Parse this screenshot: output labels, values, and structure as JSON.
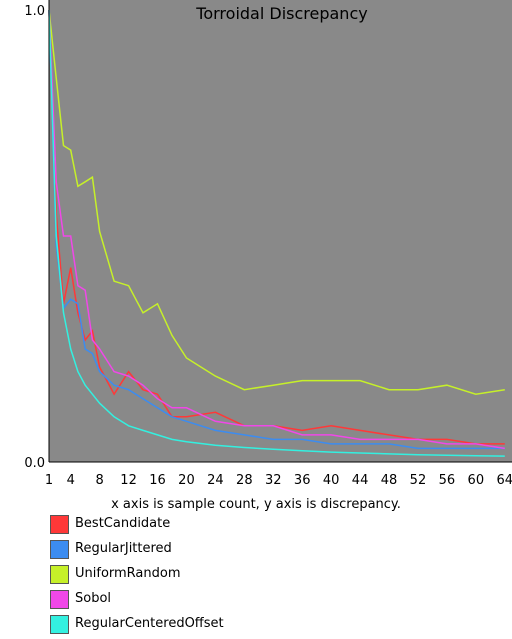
{
  "chart_data": {
    "type": "line",
    "title": "Torroidal Discrepancy",
    "xlabel": "x axis is sample count, y axis is discrepancy.",
    "ylabel": "",
    "xlim": [
      1,
      65
    ],
    "ylim": [
      0,
      1
    ],
    "background": "#898989",
    "grid": false,
    "legend_placement": "bottom-left",
    "x_ticks": [
      1,
      4,
      8,
      12,
      16,
      20,
      24,
      28,
      32,
      36,
      40,
      44,
      48,
      52,
      56,
      60,
      64
    ],
    "y_ticks": [
      {
        "value": 0,
        "label": "0.0"
      },
      {
        "value": 1,
        "label": "1.0"
      }
    ],
    "x": [
      1,
      2,
      3,
      4,
      5,
      6,
      7,
      8,
      10,
      12,
      14,
      16,
      18,
      20,
      24,
      28,
      32,
      36,
      40,
      44,
      48,
      52,
      56,
      60,
      64
    ],
    "series": [
      {
        "name": "BestCandidate",
        "color": "#ff3838",
        "values": [
          1.0,
          0.55,
          0.35,
          0.43,
          0.33,
          0.27,
          0.29,
          0.21,
          0.15,
          0.2,
          0.16,
          0.15,
          0.1,
          0.1,
          0.11,
          0.08,
          0.08,
          0.07,
          0.08,
          0.07,
          0.06,
          0.05,
          0.05,
          0.04,
          0.04
        ]
      },
      {
        "name": "RegularJittered",
        "color": "#3c8cf0",
        "values": [
          1.0,
          0.48,
          0.34,
          0.36,
          0.35,
          0.25,
          0.24,
          0.2,
          0.17,
          0.16,
          0.14,
          0.12,
          0.1,
          0.09,
          0.07,
          0.06,
          0.05,
          0.05,
          0.04,
          0.04,
          0.04,
          0.03,
          0.03,
          0.03,
          0.03
        ]
      },
      {
        "name": "UniformRandom",
        "color": "#c6f029",
        "values": [
          1.0,
          0.85,
          0.7,
          0.69,
          0.61,
          0.62,
          0.63,
          0.51,
          0.4,
          0.39,
          0.33,
          0.35,
          0.28,
          0.23,
          0.19,
          0.16,
          0.17,
          0.18,
          0.18,
          0.18,
          0.16,
          0.16,
          0.17,
          0.15,
          0.16
        ]
      },
      {
        "name": "Sobol",
        "color": "#f048e8",
        "values": [
          1.0,
          0.62,
          0.5,
          0.5,
          0.39,
          0.38,
          0.27,
          0.25,
          0.2,
          0.19,
          0.17,
          0.14,
          0.12,
          0.12,
          0.09,
          0.08,
          0.08,
          0.06,
          0.06,
          0.05,
          0.05,
          0.05,
          0.04,
          0.04,
          0.03
        ]
      },
      {
        "name": "RegularCenteredOffset",
        "color": "#33f0e0",
        "values": [
          1.0,
          0.5,
          0.33,
          0.25,
          0.2,
          0.17,
          0.15,
          0.13,
          0.1,
          0.08,
          0.07,
          0.06,
          0.05,
          0.045,
          0.037,
          0.032,
          0.028,
          0.025,
          0.022,
          0.02,
          0.018,
          0.016,
          0.015,
          0.014,
          0.013
        ]
      }
    ]
  }
}
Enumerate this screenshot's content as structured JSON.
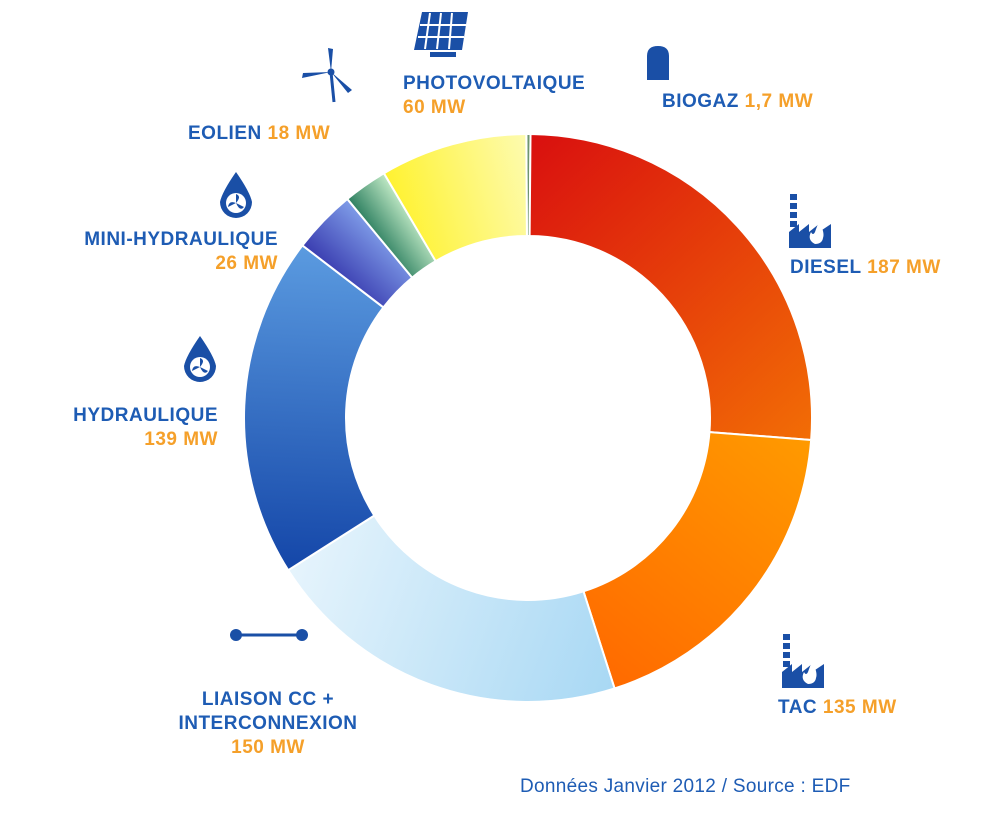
{
  "chart_data": {
    "type": "pie",
    "style": "donut",
    "categories": [
      "BIOGAZ",
      "DIESEL",
      "TAC",
      "LIAISON CC + INTERCONNEXION",
      "HYDRAULIQUE",
      "MINI-HYDRAULIQUE",
      "EOLIEN",
      "PHOTOVOLTAIQUE"
    ],
    "values": [
      1.7,
      187,
      135,
      150,
      139,
      26,
      18,
      60
    ],
    "unit": "MW",
    "colors": [
      [
        "#7fa27f",
        "#5f8a5f"
      ],
      [
        "#d90f0f",
        "#f26d05"
      ],
      [
        "#ff9a00",
        "#ff6a00"
      ],
      [
        "#a8d8f4",
        "#e6f4fc"
      ],
      [
        "#1446a8",
        "#5b9be0"
      ],
      [
        "#3a3db0",
        "#7f9ce8"
      ],
      [
        "#2d7f60",
        "#bfe8c4"
      ],
      [
        "#fff230",
        "#fdfbb0"
      ]
    ],
    "source": "Données Janvier 2012 / Source : EDF"
  },
  "labels": {
    "photovoltaique": {
      "name": "PHOTOVOLTAIQUE",
      "value": "60 MW"
    },
    "biogaz": {
      "name": "BIOGAZ",
      "value": "1,7 MW"
    },
    "eolien": {
      "name": "EOLIEN",
      "value": "18 MW"
    },
    "mini_hydraulique": {
      "name": "MINI-HYDRAULIQUE",
      "value": "26 MW"
    },
    "hydraulique": {
      "name": "HYDRAULIQUE",
      "value": "139 MW"
    },
    "diesel": {
      "name": "DIESEL",
      "value": "187 MW"
    },
    "tac": {
      "name": "TAC",
      "value": "135 MW"
    },
    "liaison": {
      "name_line1": "LIAISON CC +",
      "name_line2": "INTERCONNEXION",
      "value": "150 MW"
    }
  },
  "icons": {
    "photovoltaique": "solar-panel-icon",
    "biogaz": "biogas-tank-icon",
    "eolien": "wind-turbine-icon",
    "mini_hydraulique": "water-drop-turbine-icon",
    "hydraulique": "water-drop-turbine-icon",
    "diesel": "power-plant-flame-icon",
    "tac": "power-plant-flame-icon",
    "liaison": "cable-link-icon"
  },
  "palette": {
    "label_blue": "#1e5cb4",
    "value_orange": "#f5a02a",
    "icon_blue": "#1a4fa6"
  }
}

────

▶ Work instructions:
Write every record out again exactly; no pictures belong in the copy.

▶ Answer for the task:
Parse this screenshot: output labels, values, and structure as JSON.
{
  "chart_data": {
    "type": "line",
    "title": "Torroidal Discrepancy",
    "xlabel": "x axis is sample count, y axis is discrepancy.",
    "ylabel": "",
    "xlim": [
      1,
      65
    ],
    "ylim": [
      0,
      1
    ],
    "background": "#898989",
    "grid": false,
    "legend_placement": "bottom-left",
    "x_ticks": [
      1,
      4,
      8,
      12,
      16,
      20,
      24,
      28,
      32,
      36,
      40,
      44,
      48,
      52,
      56,
      60,
      64
    ],
    "y_ticks": [
      {
        "value": 0,
        "label": "0.0"
      },
      {
        "value": 1,
        "label": "1.0"
      }
    ],
    "x": [
      1,
      2,
      3,
      4,
      5,
      6,
      7,
      8,
      10,
      12,
      14,
      16,
      18,
      20,
      24,
      28,
      32,
      36,
      40,
      44,
      48,
      52,
      56,
      60,
      64
    ],
    "series": [
      {
        "name": "BestCandidate",
        "color": "#ff3838",
        "values": [
          1.0,
          0.55,
          0.35,
          0.43,
          0.33,
          0.27,
          0.29,
          0.21,
          0.15,
          0.2,
          0.16,
          0.15,
          0.1,
          0.1,
          0.11,
          0.08,
          0.08,
          0.07,
          0.08,
          0.07,
          0.06,
          0.05,
          0.05,
          0.04,
          0.04
        ]
      },
      {
        "name": "RegularJittered",
        "color": "#3c8cf0",
        "values": [
          1.0,
          0.48,
          0.34,
          0.36,
          0.35,
          0.25,
          0.24,
          0.2,
          0.17,
          0.16,
          0.14,
          0.12,
          0.1,
          0.09,
          0.07,
          0.06,
          0.05,
          0.05,
          0.04,
          0.04,
          0.04,
          0.03,
          0.03,
          0.03,
          0.03
        ]
      },
      {
        "name": "UniformRandom",
        "color": "#c6f029",
        "values": [
          1.0,
          0.85,
          0.7,
          0.69,
          0.61,
          0.62,
          0.63,
          0.51,
          0.4,
          0.39,
          0.33,
          0.35,
          0.28,
          0.23,
          0.19,
          0.16,
          0.17,
          0.18,
          0.18,
          0.18,
          0.16,
          0.16,
          0.17,
          0.15,
          0.16
        ]
      },
      {
        "name": "Sobol",
        "color": "#f048e8",
        "values": [
          1.0,
          0.62,
          0.5,
          0.5,
          0.39,
          0.38,
          0.27,
          0.25,
          0.2,
          0.19,
          0.17,
          0.14,
          0.12,
          0.12,
          0.09,
          0.08,
          0.08,
          0.06,
          0.06,
          0.05,
          0.05,
          0.05,
          0.04,
          0.04,
          0.03
        ]
      },
      {
        "name": "RegularCenteredOffset",
        "color": "#33f0e0",
        "values": [
          1.0,
          0.5,
          0.33,
          0.25,
          0.2,
          0.17,
          0.15,
          0.13,
          0.1,
          0.08,
          0.07,
          0.06,
          0.05,
          0.045,
          0.037,
          0.032,
          0.028,
          0.025,
          0.022,
          0.02,
          0.018,
          0.016,
          0.015,
          0.014,
          0.013
        ]
      }
    ]
  }
}
Enumerate this screenshot's content as structured JSON.
{
  "chart_data": {
    "type": "pie",
    "style": "donut",
    "categories": [
      "BIOGAZ",
      "DIESEL",
      "TAC",
      "LIAISON CC + INTERCONNEXION",
      "HYDRAULIQUE",
      "MINI-HYDRAULIQUE",
      "EOLIEN",
      "PHOTOVOLTAIQUE"
    ],
    "values": [
      1.7,
      187,
      135,
      150,
      139,
      26,
      18,
      60
    ],
    "unit": "MW",
    "colors": [
      [
        "#7fa27f",
        "#5f8a5f"
      ],
      [
        "#d90f0f",
        "#f26d05"
      ],
      [
        "#ff9a00",
        "#ff6a00"
      ],
      [
        "#a8d8f4",
        "#e6f4fc"
      ],
      [
        "#1446a8",
        "#5b9be0"
      ],
      [
        "#3a3db0",
        "#7f9ce8"
      ],
      [
        "#2d7f60",
        "#bfe8c4"
      ],
      [
        "#fff230",
        "#fdfbb0"
      ]
    ],
    "source": "Données Janvier 2012 / Source : EDF"
  },
  "labels": {
    "photovoltaique": {
      "name": "PHOTOVOLTAIQUE",
      "value": "60 MW"
    },
    "biogaz": {
      "name": "BIOGAZ",
      "value": "1,7 MW"
    },
    "eolien": {
      "name": "EOLIEN",
      "value": "18 MW"
    },
    "mini_hydraulique": {
      "name": "MINI-HYDRAULIQUE",
      "value": "26 MW"
    },
    "hydraulique": {
      "name": "HYDRAULIQUE",
      "value": "139 MW"
    },
    "diesel": {
      "name": "DIESEL",
      "value": "187 MW"
    },
    "tac": {
      "name": "TAC",
      "value": "135 MW"
    },
    "liaison": {
      "name_line1": "LIAISON CC +",
      "name_line2": "INTERCONNEXION",
      "value": "150 MW"
    }
  },
  "icons": {
    "photovoltaique": "solar-panel-icon",
    "biogaz": "biogas-tank-icon",
    "eolien": "wind-turbine-icon",
    "mini_hydraulique": "water-drop-turbine-icon",
    "hydraulique": "water-drop-turbine-icon",
    "diesel": "power-plant-flame-icon",
    "tac": "power-plant-flame-icon",
    "liaison": "cable-link-icon"
  },
  "palette": {
    "label_blue": "#1e5cb4",
    "value_orange": "#f5a02a",
    "icon_blue": "#1a4fa6"
  }
}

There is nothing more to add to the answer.